Work required → In the stretch of lines from the one containing "column-divider [377, 137, 378, 515]" through the one containing "database-icon [406, 364, 418, 376]", rename "カスタム定義" to "Custom definitions". Give back only those lines, with everything else left unchanged.

Records from a data source:
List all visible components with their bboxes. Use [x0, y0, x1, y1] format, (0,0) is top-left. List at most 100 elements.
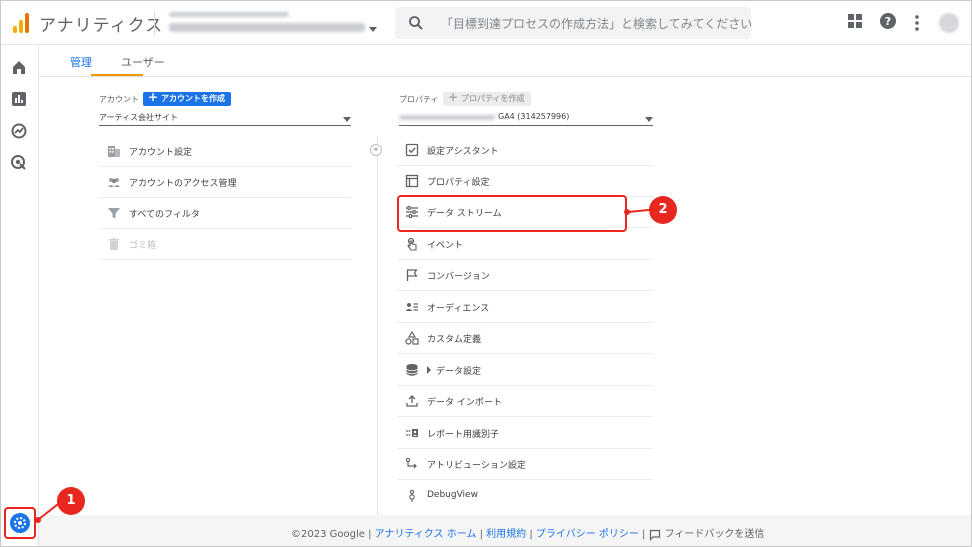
column-divider [377, 137, 378, 515]
footer: ©2023 Google | アナリティクス ホーム | 利用規約 | プライバ… [39, 515, 971, 546]
custom-definitions-label: カスタム定義 [427, 335, 482, 345]
explore-icon[interactable] [10, 122, 28, 140]
events-item[interactable]: イベント [397, 229, 653, 260]
account-access-item[interactable]: アカウントのアクセス管理 [99, 167, 351, 198]
database-icon [406, 364, 418, 376]
property-picker[interactable] [167, 8, 377, 38]
callout-number-2: 2 [649, 196, 677, 224]
create-account-label: アカウントを作成 [161, 94, 225, 103]
help-icon[interactable]: ? [879, 12, 897, 30]
trash-icon [109, 238, 119, 250]
tab-user[interactable]: ユーザー [121, 54, 165, 70]
property-select[interactable]: GA4 (314257996) [399, 112, 653, 126]
plus-icon: + [148, 90, 159, 104]
chevron-down-icon [343, 117, 351, 122]
data-import-label: データ インポート [427, 398, 502, 408]
admin-tabs: 管理 ユーザー [39, 46, 971, 77]
feedback-label: フィードバックを送信 [664, 529, 765, 540]
app-title: アナリティクス [39, 16, 164, 36]
property-settings-item[interactable]: プロパティ設定 [397, 166, 653, 197]
footer-separator: | [364, 529, 375, 540]
reporting-identity-label: レポート用識別子 [427, 430, 500, 440]
svg-text:?: ? [885, 15, 891, 28]
reporting-identity-item[interactable]: レポート用識別子 [397, 418, 653, 449]
gear-icon [10, 513, 30, 533]
data-settings-label: データ設定 [436, 367, 482, 377]
caret-right-icon[interactable] [426, 366, 432, 374]
search-placeholder: 「目標到達プロセスの作成方法」と検索してみてください [441, 17, 753, 31]
account-access-label: アカウントのアクセス管理 [129, 179, 237, 189]
filter-icon [108, 208, 120, 219]
plus-icon: + [448, 90, 459, 104]
building-icon [108, 146, 120, 157]
audience-icon [405, 303, 418, 311]
debugview-label: DebugView [427, 490, 478, 500]
attribution-settings-label: アトリビューション設定 [427, 461, 526, 471]
advertising-icon[interactable] [10, 154, 28, 172]
upload-icon [406, 395, 418, 407]
more-vert-icon[interactable] [913, 14, 921, 32]
touch-icon [407, 237, 417, 251]
audiences-item[interactable]: オーディエンス [397, 292, 653, 323]
conversions-label: コンバージョン [427, 272, 490, 282]
attribution-settings-item[interactable]: アトリビューション設定 [397, 449, 653, 480]
checklist-icon [405, 143, 419, 157]
account-settings-item[interactable]: アカウント設定 [99, 136, 351, 167]
admin-content: アカウント + アカウントを作成 アーティス会社サイト アカウント設定 アカウン… [39, 77, 971, 515]
window-icon [405, 174, 419, 188]
flag-icon [406, 269, 418, 281]
debug-icon [409, 489, 415, 502]
custom-definitions-item[interactable]: カスタム定義 [397, 323, 653, 354]
trash-item[interactable]: ゴミ箱 [99, 229, 351, 260]
home-icon[interactable] [10, 58, 28, 76]
terms-link[interactable]: 利用規約 [486, 529, 526, 540]
privacy-policy-link[interactable]: プライバシー ポリシー [536, 529, 639, 540]
footer-separator: | [476, 529, 487, 540]
create-property-button[interactable]: + プロパティを作成 [443, 90, 531, 106]
create-account-button[interactable]: + アカウントを作成 [143, 90, 231, 106]
chevron-down-icon [645, 117, 653, 122]
admin-settings-button[interactable] [4, 507, 36, 539]
footer-separator: | [638, 529, 649, 540]
account-selected-value: アーティス会社サイト [99, 113, 179, 122]
callout-highlight-data-stream [397, 195, 627, 232]
account-select[interactable]: アーティス会社サイト [99, 112, 351, 126]
active-tab-indicator [91, 74, 143, 76]
all-filters-item[interactable]: すべてのフィルタ [99, 198, 351, 229]
identifier-icon [406, 429, 418, 437]
trash-label: ゴミ箱 [129, 241, 157, 251]
footer-separator: | [526, 529, 536, 540]
events-label: イベント [427, 241, 464, 251]
shapes-icon [405, 331, 419, 345]
apps-grid-icon[interactable] [847, 13, 863, 29]
people-icon [108, 178, 120, 187]
data-settings-item[interactable]: データ設定 [397, 355, 653, 386]
copyright-text: ©2023 Google [291, 529, 365, 540]
divider [154, 11, 155, 35]
analytics-home-link[interactable]: アナリティクス ホーム [375, 529, 477, 540]
attribution-icon [405, 457, 417, 469]
setup-assistant-item[interactable]: 設定アシスタント [397, 135, 653, 166]
feedback-link[interactable]: フィードバックを送信 [649, 529, 765, 541]
search-box[interactable]: 「目標到達プロセスの作成方法」と検索してみてください [395, 7, 753, 39]
account-settings-label: アカウント設定 [129, 148, 193, 158]
all-filters-label: すべてのフィルタ [129, 210, 200, 220]
property-selected-value: GA4 (314257996) [498, 112, 570, 121]
left-nav [1, 46, 39, 546]
reports-icon[interactable] [10, 90, 28, 108]
avatar[interactable] [939, 13, 959, 33]
tab-admin[interactable]: 管理 [70, 54, 92, 70]
audiences-label: オーディエンス [427, 304, 490, 314]
callout-number-1: 1 [57, 487, 85, 515]
data-import-item[interactable]: データ インポート [397, 386, 653, 417]
setup-assistant-label: 設定アシスタント [427, 147, 499, 157]
account-column-label: アカウント [99, 95, 139, 104]
conversions-item[interactable]: コンバージョン [397, 260, 653, 291]
property-settings-label: プロパティ設定 [427, 178, 490, 188]
analytics-logo-icon[interactable] [13, 13, 29, 33]
blurred-property-name [399, 115, 495, 120]
search-icon [409, 16, 423, 30]
debugview-item[interactable]: DebugView [397, 481, 653, 512]
feedback-icon [649, 529, 660, 541]
arrow-right-icon [370, 144, 382, 156]
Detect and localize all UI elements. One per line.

The reply →
column-divider [377, 137, 378, 515]
footer: ©2023 Google | アナリティクス ホーム | 利用規約 | プライバ… [39, 515, 971, 546]
custom-definitions-label: Custom definitions [427, 335, 482, 345]
explore-icon[interactable] [10, 122, 28, 140]
events-item[interactable]: イベント [397, 229, 653, 260]
account-access-item[interactable]: アカウントのアクセス管理 [99, 167, 351, 198]
database-icon [406, 364, 418, 376]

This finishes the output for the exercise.